(Given records Opens)
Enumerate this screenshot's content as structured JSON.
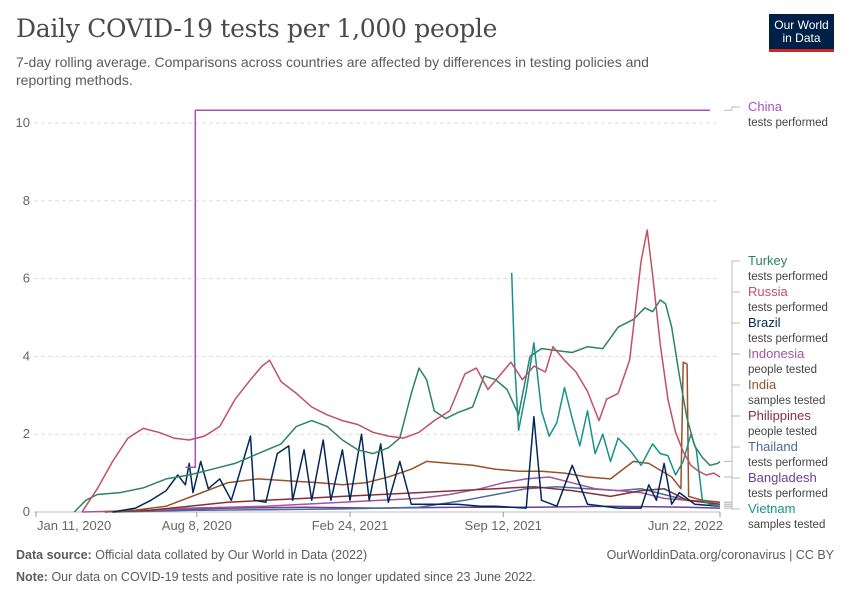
{
  "header": {
    "title": "Daily COVID-19 tests per 1,000 people",
    "subtitle": "7-day rolling average. Comparisons across countries are affected by differences in testing policies and reporting methods.",
    "logo_line1": "Our World",
    "logo_line2": "in Data"
  },
  "footer": {
    "source_label": "Data source:",
    "source_text": "Official data collated by Our World in Data (2022)",
    "link": "OurWorldinData.org/coronavirus | CC BY",
    "note_label": "Note:",
    "note_text": "Our data on COVID-19 tests and positive rate is no longer updated since 23 June 2022."
  },
  "chart_data": {
    "type": "line",
    "title": "Daily COVID-19 tests per 1,000 people",
    "xlabel": "",
    "ylabel": "",
    "ylim": [
      0,
      10
    ],
    "xlim": [
      0,
      893
    ],
    "y_ticks": [
      0,
      2,
      4,
      6,
      8,
      10
    ],
    "x_ticks": [
      {
        "day": 0,
        "label": "Jan 11, 2020"
      },
      {
        "day": 210,
        "label": "Aug 8, 2020"
      },
      {
        "day": 410,
        "label": "Feb 24, 2021"
      },
      {
        "day": 610,
        "label": "Sep 12, 2021"
      },
      {
        "day": 893,
        "label": "Jun 22, 2022"
      }
    ],
    "grid": true,
    "legend": "right",
    "series": [
      {
        "name": "China",
        "sublabel": "tests performed",
        "color": "#a652ba",
        "points": [
          [
            195,
            1.15
          ],
          [
            208,
            1.15
          ],
          [
            208,
            10.33
          ],
          [
            880,
            10.33
          ]
        ]
      },
      {
        "name": "Turkey",
        "sublabel": "tests performed",
        "color": "#2c8465",
        "points": [
          [
            50,
            0
          ],
          [
            65,
            0.3
          ],
          [
            80,
            0.45
          ],
          [
            110,
            0.5
          ],
          [
            140,
            0.62
          ],
          [
            170,
            0.85
          ],
          [
            200,
            0.95
          ],
          [
            230,
            1.1
          ],
          [
            260,
            1.25
          ],
          [
            290,
            1.5
          ],
          [
            320,
            1.75
          ],
          [
            340,
            2.2
          ],
          [
            360,
            2.35
          ],
          [
            380,
            2.2
          ],
          [
            400,
            1.85
          ],
          [
            420,
            1.6
          ],
          [
            440,
            1.5
          ],
          [
            460,
            1.65
          ],
          [
            475,
            1.9
          ],
          [
            490,
            3.05
          ],
          [
            500,
            3.7
          ],
          [
            510,
            3.4
          ],
          [
            520,
            2.6
          ],
          [
            535,
            2.4
          ],
          [
            550,
            2.55
          ],
          [
            570,
            2.7
          ],
          [
            585,
            3.5
          ],
          [
            600,
            3.4
          ],
          [
            615,
            3.15
          ],
          [
            630,
            2.5
          ],
          [
            645,
            4.0
          ],
          [
            660,
            4.2
          ],
          [
            680,
            4.15
          ],
          [
            700,
            4.1
          ],
          [
            720,
            4.25
          ],
          [
            740,
            4.2
          ],
          [
            760,
            4.75
          ],
          [
            780,
            4.95
          ],
          [
            795,
            5.25
          ],
          [
            805,
            5.15
          ],
          [
            815,
            5.45
          ],
          [
            822,
            5.35
          ],
          [
            830,
            4.75
          ],
          [
            840,
            3.5
          ],
          [
            850,
            2.4
          ],
          [
            860,
            1.7
          ],
          [
            870,
            1.4
          ],
          [
            880,
            1.2
          ],
          [
            890,
            1.25
          ],
          [
            893,
            1.3
          ]
        ]
      },
      {
        "name": "Russia",
        "sublabel": "tests performed",
        "color": "#c15065",
        "points": [
          [
            60,
            0
          ],
          [
            80,
            0.6
          ],
          [
            100,
            1.3
          ],
          [
            120,
            1.9
          ],
          [
            140,
            2.15
          ],
          [
            160,
            2.05
          ],
          [
            180,
            1.9
          ],
          [
            200,
            1.85
          ],
          [
            220,
            1.95
          ],
          [
            240,
            2.2
          ],
          [
            260,
            2.9
          ],
          [
            280,
            3.4
          ],
          [
            295,
            3.75
          ],
          [
            305,
            3.9
          ],
          [
            320,
            3.35
          ],
          [
            340,
            3.05
          ],
          [
            360,
            2.7
          ],
          [
            380,
            2.5
          ],
          [
            400,
            2.35
          ],
          [
            420,
            2.25
          ],
          [
            440,
            2.05
          ],
          [
            460,
            1.95
          ],
          [
            480,
            1.9
          ],
          [
            500,
            2.05
          ],
          [
            520,
            2.35
          ],
          [
            540,
            2.6
          ],
          [
            560,
            3.55
          ],
          [
            575,
            3.7
          ],
          [
            590,
            3.15
          ],
          [
            605,
            3.5
          ],
          [
            620,
            3.85
          ],
          [
            635,
            3.4
          ],
          [
            650,
            3.75
          ],
          [
            665,
            3.6
          ],
          [
            675,
            4.25
          ],
          [
            690,
            3.9
          ],
          [
            705,
            3.6
          ],
          [
            720,
            3.1
          ],
          [
            735,
            2.35
          ],
          [
            745,
            2.9
          ],
          [
            760,
            3.05
          ],
          [
            775,
            3.9
          ],
          [
            790,
            6.45
          ],
          [
            798,
            7.25
          ],
          [
            805,
            6.1
          ],
          [
            815,
            4.3
          ],
          [
            825,
            2.9
          ],
          [
            835,
            2.05
          ],
          [
            845,
            1.55
          ],
          [
            855,
            1.2
          ],
          [
            865,
            1.05
          ],
          [
            875,
            0.95
          ],
          [
            885,
            1.0
          ],
          [
            893,
            0.9
          ]
        ]
      },
      {
        "name": "Brazil",
        "sublabel": "tests performed",
        "color": "#00295b",
        "points": [
          [
            100,
            0
          ],
          [
            130,
            0.1
          ],
          [
            150,
            0.3
          ],
          [
            170,
            0.55
          ],
          [
            185,
            0.95
          ],
          [
            195,
            0.7
          ],
          [
            200,
            1.25
          ],
          [
            205,
            0.5
          ],
          [
            215,
            1.3
          ],
          [
            225,
            0.6
          ],
          [
            240,
            0.85
          ],
          [
            255,
            0.3
          ],
          [
            265,
            0.95
          ],
          [
            280,
            1.95
          ],
          [
            285,
            0.3
          ],
          [
            300,
            0.25
          ],
          [
            315,
            1.5
          ],
          [
            330,
            1.7
          ],
          [
            335,
            0.3
          ],
          [
            350,
            1.6
          ],
          [
            360,
            0.3
          ],
          [
            375,
            1.85
          ],
          [
            385,
            0.3
          ],
          [
            400,
            1.6
          ],
          [
            410,
            0.3
          ],
          [
            425,
            2.0
          ],
          [
            435,
            0.3
          ],
          [
            450,
            1.75
          ],
          [
            460,
            0.25
          ],
          [
            475,
            1.3
          ],
          [
            490,
            0.2
          ],
          [
            520,
            0.2
          ],
          [
            550,
            0.2
          ],
          [
            580,
            0.15
          ],
          [
            600,
            0.15
          ],
          [
            640,
            0.1
          ],
          [
            650,
            2.45
          ],
          [
            660,
            0.3
          ],
          [
            680,
            0.15
          ],
          [
            700,
            1.2
          ],
          [
            720,
            0.2
          ],
          [
            760,
            0.1
          ],
          [
            790,
            0.1
          ],
          [
            800,
            0.7
          ],
          [
            810,
            0.3
          ],
          [
            820,
            1.25
          ],
          [
            830,
            0.2
          ],
          [
            840,
            0.5
          ],
          [
            860,
            0.2
          ],
          [
            893,
            0.15
          ]
        ]
      },
      {
        "name": "Indonesia",
        "sublabel": "people tested",
        "color": "#a2559c",
        "points": [
          [
            60,
            0
          ],
          [
            100,
            0.02
          ],
          [
            150,
            0.05
          ],
          [
            200,
            0.1
          ],
          [
            250,
            0.12
          ],
          [
            300,
            0.15
          ],
          [
            350,
            0.2
          ],
          [
            400,
            0.25
          ],
          [
            450,
            0.3
          ],
          [
            500,
            0.35
          ],
          [
            540,
            0.45
          ],
          [
            580,
            0.6
          ],
          [
            610,
            0.75
          ],
          [
            640,
            0.85
          ],
          [
            670,
            0.9
          ],
          [
            700,
            0.75
          ],
          [
            730,
            0.6
          ],
          [
            760,
            0.55
          ],
          [
            790,
            0.5
          ],
          [
            820,
            0.35
          ],
          [
            850,
            0.3
          ],
          [
            893,
            0.25
          ]
        ]
      },
      {
        "name": "India",
        "sublabel": "samples tested",
        "color": "#9a5129",
        "points": [
          [
            90,
            0
          ],
          [
            130,
            0.05
          ],
          [
            170,
            0.15
          ],
          [
            210,
            0.45
          ],
          [
            250,
            0.75
          ],
          [
            290,
            0.85
          ],
          [
            330,
            0.8
          ],
          [
            370,
            0.75
          ],
          [
            400,
            0.7
          ],
          [
            430,
            0.75
          ],
          [
            460,
            0.9
          ],
          [
            490,
            1.1
          ],
          [
            510,
            1.3
          ],
          [
            540,
            1.25
          ],
          [
            570,
            1.2
          ],
          [
            600,
            1.1
          ],
          [
            630,
            1.05
          ],
          [
            660,
            1.05
          ],
          [
            690,
            1.0
          ],
          [
            720,
            0.9
          ],
          [
            750,
            0.85
          ],
          [
            780,
            1.3
          ],
          [
            800,
            1.25
          ],
          [
            830,
            0.9
          ],
          [
            842,
            0.6
          ],
          [
            845,
            3.85
          ],
          [
            850,
            3.8
          ],
          [
            852,
            0.4
          ],
          [
            870,
            0.3
          ],
          [
            893,
            0.25
          ]
        ]
      },
      {
        "name": "Philippines",
        "sublabel": "people tested",
        "color": "#883039",
        "points": [
          [
            100,
            0
          ],
          [
            150,
            0.05
          ],
          [
            200,
            0.15
          ],
          [
            250,
            0.25
          ],
          [
            300,
            0.3
          ],
          [
            350,
            0.35
          ],
          [
            400,
            0.4
          ],
          [
            450,
            0.45
          ],
          [
            500,
            0.5
          ],
          [
            550,
            0.55
          ],
          [
            600,
            0.6
          ],
          [
            650,
            0.65
          ],
          [
            700,
            0.55
          ],
          [
            750,
            0.4
          ],
          [
            790,
            0.55
          ],
          [
            820,
            0.6
          ],
          [
            850,
            0.3
          ],
          [
            893,
            0.2
          ]
        ]
      },
      {
        "name": "Thailand",
        "sublabel": "tests performed",
        "color": "#4c6a9c",
        "points": [
          [
            100,
            0
          ],
          [
            150,
            0.02
          ],
          [
            200,
            0.04
          ],
          [
            300,
            0.06
          ],
          [
            400,
            0.08
          ],
          [
            500,
            0.12
          ],
          [
            560,
            0.3
          ],
          [
            600,
            0.45
          ],
          [
            640,
            0.6
          ],
          [
            680,
            0.65
          ],
          [
            720,
            0.6
          ],
          [
            760,
            0.55
          ],
          [
            790,
            0.6
          ],
          [
            820,
            0.45
          ],
          [
            850,
            0.3
          ],
          [
            893,
            0.2
          ]
        ]
      },
      {
        "name": "Bangladesh",
        "sublabel": "tests performed",
        "color": "#6d3e91",
        "points": [
          [
            90,
            0
          ],
          [
            150,
            0.05
          ],
          [
            250,
            0.1
          ],
          [
            350,
            0.12
          ],
          [
            450,
            0.1
          ],
          [
            550,
            0.12
          ],
          [
            650,
            0.12
          ],
          [
            750,
            0.15
          ],
          [
            850,
            0.12
          ],
          [
            893,
            0.1
          ]
        ]
      },
      {
        "name": "Vietnam",
        "sublabel": "samples tested",
        "color": "#18918d",
        "points": [
          [
            621,
            6.15
          ],
          [
            625,
            3.8
          ],
          [
            630,
            2.1
          ],
          [
            640,
            3.1
          ],
          [
            650,
            4.35
          ],
          [
            660,
            2.6
          ],
          [
            670,
            1.95
          ],
          [
            680,
            2.3
          ],
          [
            690,
            3.2
          ],
          [
            700,
            2.4
          ],
          [
            710,
            1.7
          ],
          [
            720,
            2.6
          ],
          [
            730,
            1.5
          ],
          [
            740,
            2.0
          ],
          [
            750,
            1.3
          ],
          [
            760,
            1.9
          ],
          [
            775,
            1.6
          ],
          [
            790,
            1.2
          ],
          [
            805,
            1.75
          ],
          [
            815,
            1.5
          ],
          [
            825,
            1.45
          ],
          [
            835,
            0.95
          ],
          [
            845,
            1.3
          ],
          [
            855,
            2.0
          ],
          [
            862,
            1.6
          ],
          [
            870,
            0.3
          ],
          [
            880,
            0.2
          ],
          [
            893,
            0.15
          ]
        ]
      }
    ]
  }
}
(Given records Closes)
» Your objective
Where the word "color" shows up in a line of the entries above, copy that line.

» Written response
        "color": "#a652ba",
        "color": "#2c8465",
        "color": "#c15065",
        "color": "#00295b",
        "color": "#a2559c",
        "color": "#9a5129",
        "color": "#883039",
        "color": "#4c6a9c",
        "color": "#6d3e91",
        "color": "#18918d",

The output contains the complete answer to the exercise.